**EXTRACTED INFORMATION**:
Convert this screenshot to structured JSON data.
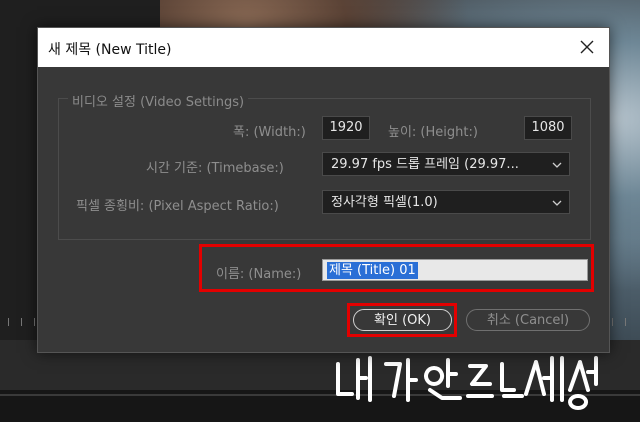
{
  "dialog": {
    "title": "새 제목 (New Title)",
    "close_icon": "close-icon"
  },
  "video_settings": {
    "legend": "비디오 설정 (Video Settings)",
    "width_label": "폭: (Width:)",
    "width_value": "1920",
    "height_label": "높이: (Height:)",
    "height_value": "1080",
    "timebase_label": "시간 기준: (Timebase:)",
    "timebase_value": "29.97 fps 드롭 프레임 (29.97...",
    "par_label": "픽셀 종횡비: (Pixel Aspect Ratio:)",
    "par_value": "정사각형 픽셀(1.0)"
  },
  "name": {
    "label": "이름: (Name:)",
    "value": "제목 (Title) 01"
  },
  "buttons": {
    "ok": "확인 (OK)",
    "cancel": "취소 (Cancel)"
  },
  "colors": {
    "annotation": "#e30000",
    "selection": "#2a6fd6"
  }
}
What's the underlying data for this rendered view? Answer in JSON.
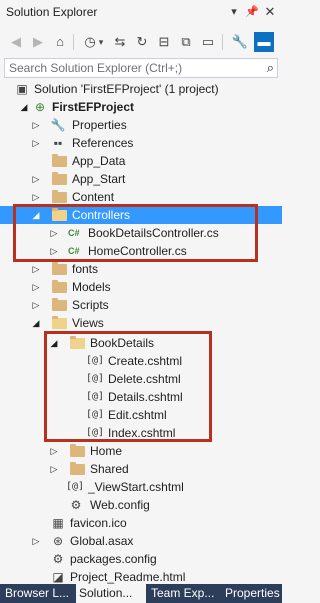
{
  "window": {
    "title": "Solution Explorer",
    "pin_icon": "pin-icon",
    "close_icon": "close-icon",
    "dropdown_icon": "chevron-down-icon"
  },
  "search": {
    "placeholder": "Search Solution Explorer (Ctrl+;)"
  },
  "tree": {
    "solution": "Solution 'FirstEFProject' (1 project)",
    "project": "FirstEFProject",
    "properties": "Properties",
    "references": "References",
    "app_data": "App_Data",
    "app_start": "App_Start",
    "content": "Content",
    "controllers": "Controllers",
    "book_details_controller": "BookDetailsController.cs",
    "home_controller": "HomeController.cs",
    "fonts": "fonts",
    "models": "Models",
    "scripts": "Scripts",
    "views": "Views",
    "book_details": "BookDetails",
    "create": "Create.cshtml",
    "delete": "Delete.cshtml",
    "details": "Details.cshtml",
    "edit": "Edit.cshtml",
    "index": "Index.cshtml",
    "home": "Home",
    "shared": "Shared",
    "viewstart": "_ViewStart.cshtml",
    "web_config_views": "Web.config",
    "favicon": "favicon.ico",
    "global_asax": "Global.asax",
    "packages_config": "packages.config",
    "project_readme": "Project_Readme.html",
    "cs_badge": "C#"
  },
  "tabs": [
    {
      "label": "Browser L..."
    },
    {
      "label": "Solution..."
    },
    {
      "label": "Team Exp..."
    },
    {
      "label": "Properties"
    }
  ],
  "colors": {
    "selection": "#3399ff",
    "callout": "#b8311f",
    "tab_bar": "#2d3e5b"
  }
}
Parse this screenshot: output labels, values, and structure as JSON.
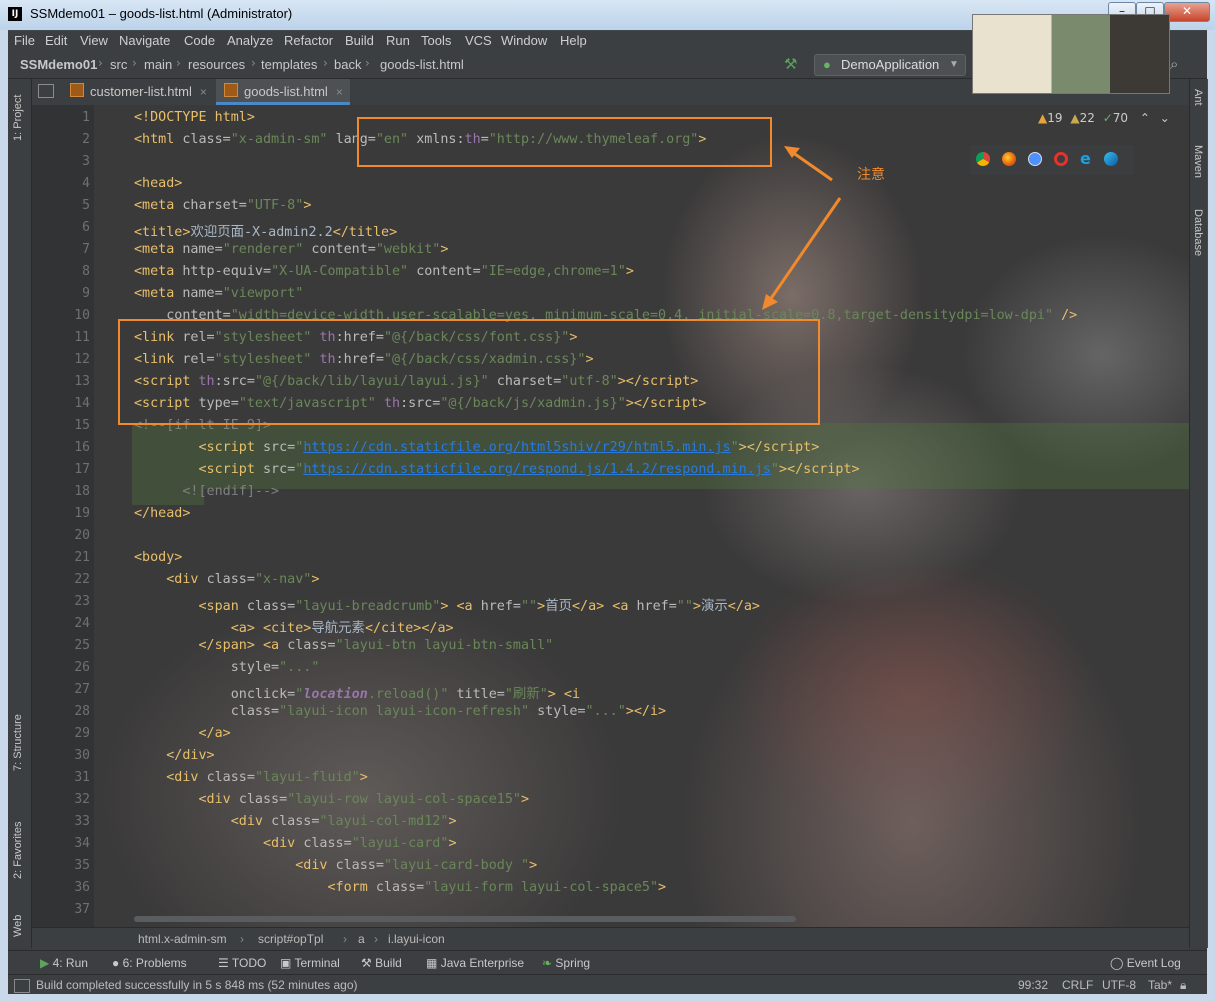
{
  "window": {
    "title": "SSMdemo01 – goods-list.html (Administrator)",
    "logo_text": "IJ",
    "controls": [
      "–",
      "□",
      "✕"
    ]
  },
  "menu": [
    "File",
    "Edit",
    "View",
    "Navigate",
    "Code",
    "Analyze",
    "Refactor",
    "Build",
    "Run",
    "Tools",
    "VCS",
    "Window",
    "Help"
  ],
  "breadcrumbs": [
    "SSMdemo01",
    "src",
    "main",
    "resources",
    "templates",
    "back",
    "goods-list.html"
  ],
  "run_config": "DemoApplication",
  "tabs": [
    {
      "label": "customer-list.html",
      "active": false
    },
    {
      "label": "goods-list.html",
      "active": true
    }
  ],
  "left_tools": [
    "1: Project",
    "7: Structure",
    "2: Favorites",
    "Web"
  ],
  "right_tools": [
    "Ant",
    "Maven",
    "Database"
  ],
  "inspections": {
    "warnings": "19",
    "weak_warnings": "22",
    "typos": "70"
  },
  "line_numbers": [
    "1",
    "2",
    "3",
    "4",
    "5",
    "6",
    "7",
    "8",
    "9",
    "10",
    "11",
    "12",
    "13",
    "14",
    "15",
    "16",
    "17",
    "18",
    "19",
    "20",
    "21",
    "22",
    "23",
    "24",
    "25",
    "26",
    "27",
    "28",
    "29",
    "30",
    "31",
    "32",
    "33",
    "34",
    "35",
    "36",
    "37"
  ],
  "annotation": "注意",
  "code_breadcrumb": [
    "html.x-admin-sm",
    "script#opTpl",
    "a",
    "i.layui-icon"
  ],
  "bottom_tools": [
    "4: Run",
    "6: Problems",
    "TODO",
    "Terminal",
    "Build",
    "Java Enterprise",
    "Spring",
    "Event Log"
  ],
  "status": {
    "message": "Build completed successfully in 5 s 848 ms (52 minutes ago)",
    "position": "99:32",
    "line_sep": "CRLF",
    "encoding": "UTF-8",
    "indent": "Tab*"
  },
  "colors": {
    "accent": "#4a88c7",
    "annotation": "#f08a2c",
    "tag": "#e8bf6a",
    "string": "#6a8759"
  }
}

**AIM**: Without the pictures, return the entries exactly as they appear.

**EXERCISE SOLUTION**:
Convert this screenshot to structured JSON data.
{
  "dialog": {
    "title": "새 제목 (New Title)",
    "close_icon": "close-icon"
  },
  "video_settings": {
    "legend": "비디오 설정 (Video Settings)",
    "width_label": "폭: (Width:)",
    "width_value": "1920",
    "height_label": "높이: (Height:)",
    "height_value": "1080",
    "timebase_label": "시간 기준: (Timebase:)",
    "timebase_value": "29.97 fps 드롭 프레임 (29.97...",
    "par_label": "픽셀 종횡비: (Pixel Aspect Ratio:)",
    "par_value": "정사각형 픽셀(1.0)"
  },
  "name": {
    "label": "이름: (Name:)",
    "value": "제목 (Title) 01"
  },
  "buttons": {
    "ok": "확인 (OK)",
    "cancel": "취소 (Cancel)"
  },
  "colors": {
    "annotation": "#e30000",
    "selection": "#2a6fd6"
  }
}
What's the underlying data for this rendered view? Answer in JSON.
{
  "window": {
    "title": "Solution Explorer",
    "pin_icon": "pin-icon",
    "close_icon": "close-icon",
    "dropdown_icon": "chevron-down-icon"
  },
  "search": {
    "placeholder": "Search Solution Explorer (Ctrl+;)"
  },
  "tree": {
    "solution": "Solution 'FirstEFProject' (1 project)",
    "project": "FirstEFProject",
    "properties": "Properties",
    "references": "References",
    "app_data": "App_Data",
    "app_start": "App_Start",
    "content": "Content",
    "controllers": "Controllers",
    "book_details_controller": "BookDetailsController.cs",
    "home_controller": "HomeController.cs",
    "fonts": "fonts",
    "models": "Models",
    "scripts": "Scripts",
    "views": "Views",
    "book_details": "BookDetails",
    "create": "Create.cshtml",
    "delete": "Delete.cshtml",
    "details": "Details.cshtml",
    "edit": "Edit.cshtml",
    "index": "Index.cshtml",
    "home": "Home",
    "shared": "Shared",
    "viewstart": "_ViewStart.cshtml",
    "web_config_views": "Web.config",
    "favicon": "favicon.ico",
    "global_asax": "Global.asax",
    "packages_config": "packages.config",
    "project_readme": "Project_Readme.html",
    "cs_badge": "C#"
  },
  "tabs": [
    {
      "label": "Browser L..."
    },
    {
      "label": "Solution..."
    },
    {
      "label": "Team Exp..."
    },
    {
      "label": "Properties"
    }
  ],
  "colors": {
    "selection": "#3399ff",
    "callout": "#b8311f",
    "tab_bar": "#2d3e5b"
  }
}
Parse this screenshot: output labels, values, and structure as JSON.
{
  "window": {
    "title": "SSMdemo01 – goods-list.html (Administrator)",
    "logo_text": "IJ",
    "controls": [
      "–",
      "□",
      "✕"
    ]
  },
  "menu": [
    "File",
    "Edit",
    "View",
    "Navigate",
    "Code",
    "Analyze",
    "Refactor",
    "Build",
    "Run",
    "Tools",
    "VCS",
    "Window",
    "Help"
  ],
  "breadcrumbs": [
    "SSMdemo01",
    "src",
    "main",
    "resources",
    "templates",
    "back",
    "goods-list.html"
  ],
  "run_config": "DemoApplication",
  "tabs": [
    {
      "label": "customer-list.html",
      "active": false
    },
    {
      "label": "goods-list.html",
      "active": true
    }
  ],
  "left_tools": [
    "1: Project",
    "7: Structure",
    "2: Favorites",
    "Web"
  ],
  "right_tools": [
    "Ant",
    "Maven",
    "Database"
  ],
  "inspections": {
    "warnings": "19",
    "weak_warnings": "22",
    "typos": "70"
  },
  "line_numbers": [
    "1",
    "2",
    "3",
    "4",
    "5",
    "6",
    "7",
    "8",
    "9",
    "10",
    "11",
    "12",
    "13",
    "14",
    "15",
    "16",
    "17",
    "18",
    "19",
    "20",
    "21",
    "22",
    "23",
    "24",
    "25",
    "26",
    "27",
    "28",
    "29",
    "30",
    "31",
    "32",
    "33",
    "34",
    "35",
    "36",
    "37"
  ],
  "annotation": "注意",
  "code_breadcrumb": [
    "html.x-admin-sm",
    "script#opTpl",
    "a",
    "i.layui-icon"
  ],
  "bottom_tools": [
    "4: Run",
    "6: Problems",
    "TODO",
    "Terminal",
    "Build",
    "Java Enterprise",
    "Spring",
    "Event Log"
  ],
  "status": {
    "message": "Build completed successfully in 5 s 848 ms (52 minutes ago)",
    "position": "99:32",
    "line_sep": "CRLF",
    "encoding": "UTF-8",
    "indent": "Tab*"
  },
  "colors": {
    "accent": "#4a88c7",
    "annotation": "#f08a2c",
    "tag": "#e8bf6a",
    "string": "#6a8759"
  }
}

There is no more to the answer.